To be done:
Show every line that has the string "objek" in it.

— Begin Data supplied —

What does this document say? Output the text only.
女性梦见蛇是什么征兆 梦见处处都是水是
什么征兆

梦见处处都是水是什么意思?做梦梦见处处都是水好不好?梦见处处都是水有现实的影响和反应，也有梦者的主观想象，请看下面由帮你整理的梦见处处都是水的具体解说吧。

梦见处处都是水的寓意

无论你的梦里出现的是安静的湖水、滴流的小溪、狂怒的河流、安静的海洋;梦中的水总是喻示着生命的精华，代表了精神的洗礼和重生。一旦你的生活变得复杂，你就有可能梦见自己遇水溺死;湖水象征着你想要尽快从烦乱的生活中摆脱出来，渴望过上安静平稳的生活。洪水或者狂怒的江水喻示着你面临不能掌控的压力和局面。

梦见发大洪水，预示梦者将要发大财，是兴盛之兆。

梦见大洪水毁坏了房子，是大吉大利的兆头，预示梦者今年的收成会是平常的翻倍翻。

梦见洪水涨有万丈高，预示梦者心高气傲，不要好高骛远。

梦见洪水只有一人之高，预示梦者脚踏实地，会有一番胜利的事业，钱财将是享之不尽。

— End Data supplied —
— Begin Data supplied —

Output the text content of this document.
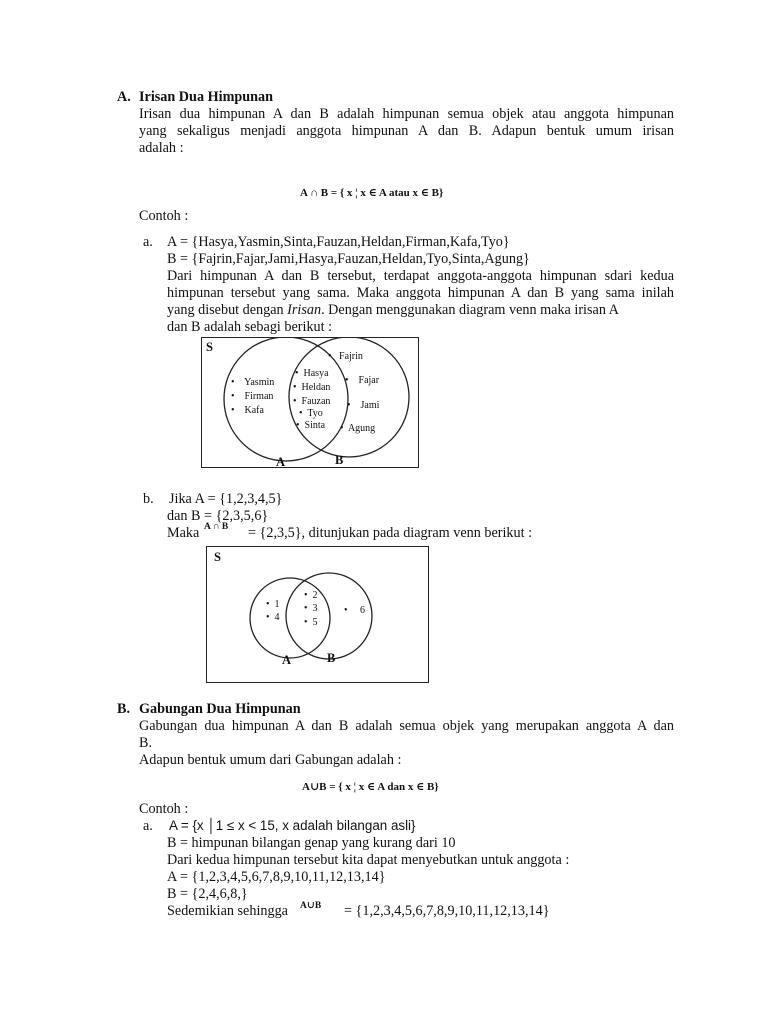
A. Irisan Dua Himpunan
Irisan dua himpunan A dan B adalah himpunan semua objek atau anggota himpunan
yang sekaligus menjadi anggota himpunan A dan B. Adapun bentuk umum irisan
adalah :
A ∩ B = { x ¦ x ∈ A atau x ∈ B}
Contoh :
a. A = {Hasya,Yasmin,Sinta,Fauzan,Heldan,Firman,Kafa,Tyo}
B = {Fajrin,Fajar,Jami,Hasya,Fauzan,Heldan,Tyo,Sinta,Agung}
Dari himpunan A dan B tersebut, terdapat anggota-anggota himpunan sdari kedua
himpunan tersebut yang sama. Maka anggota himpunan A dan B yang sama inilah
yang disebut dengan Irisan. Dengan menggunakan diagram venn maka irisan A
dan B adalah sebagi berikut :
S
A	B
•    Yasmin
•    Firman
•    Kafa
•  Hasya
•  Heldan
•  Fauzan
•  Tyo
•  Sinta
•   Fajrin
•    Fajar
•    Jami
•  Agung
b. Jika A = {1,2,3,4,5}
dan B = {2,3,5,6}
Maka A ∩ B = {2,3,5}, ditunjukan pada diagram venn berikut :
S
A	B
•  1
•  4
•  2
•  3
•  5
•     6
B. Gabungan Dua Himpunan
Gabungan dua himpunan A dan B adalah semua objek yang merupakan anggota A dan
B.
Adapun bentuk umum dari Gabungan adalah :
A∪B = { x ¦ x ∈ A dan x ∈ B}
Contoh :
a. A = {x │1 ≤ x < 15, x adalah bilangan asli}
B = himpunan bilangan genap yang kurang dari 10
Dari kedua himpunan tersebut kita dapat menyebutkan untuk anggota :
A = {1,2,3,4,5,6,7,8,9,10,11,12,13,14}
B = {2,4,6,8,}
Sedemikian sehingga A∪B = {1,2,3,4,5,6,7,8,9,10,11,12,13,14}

— End Data supplied —
— Begin Data supplied —

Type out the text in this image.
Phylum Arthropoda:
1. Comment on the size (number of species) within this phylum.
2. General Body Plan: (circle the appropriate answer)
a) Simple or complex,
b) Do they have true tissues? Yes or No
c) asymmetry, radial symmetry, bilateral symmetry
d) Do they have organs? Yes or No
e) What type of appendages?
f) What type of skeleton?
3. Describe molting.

— End Data supplied —

Solved problem:
Irisan dua himpunan A dan B adalah himpunan semua objek atau anggota himpunan
Gabungan dua himpunan A dan B adalah semua objek yang merupakan anggota A dan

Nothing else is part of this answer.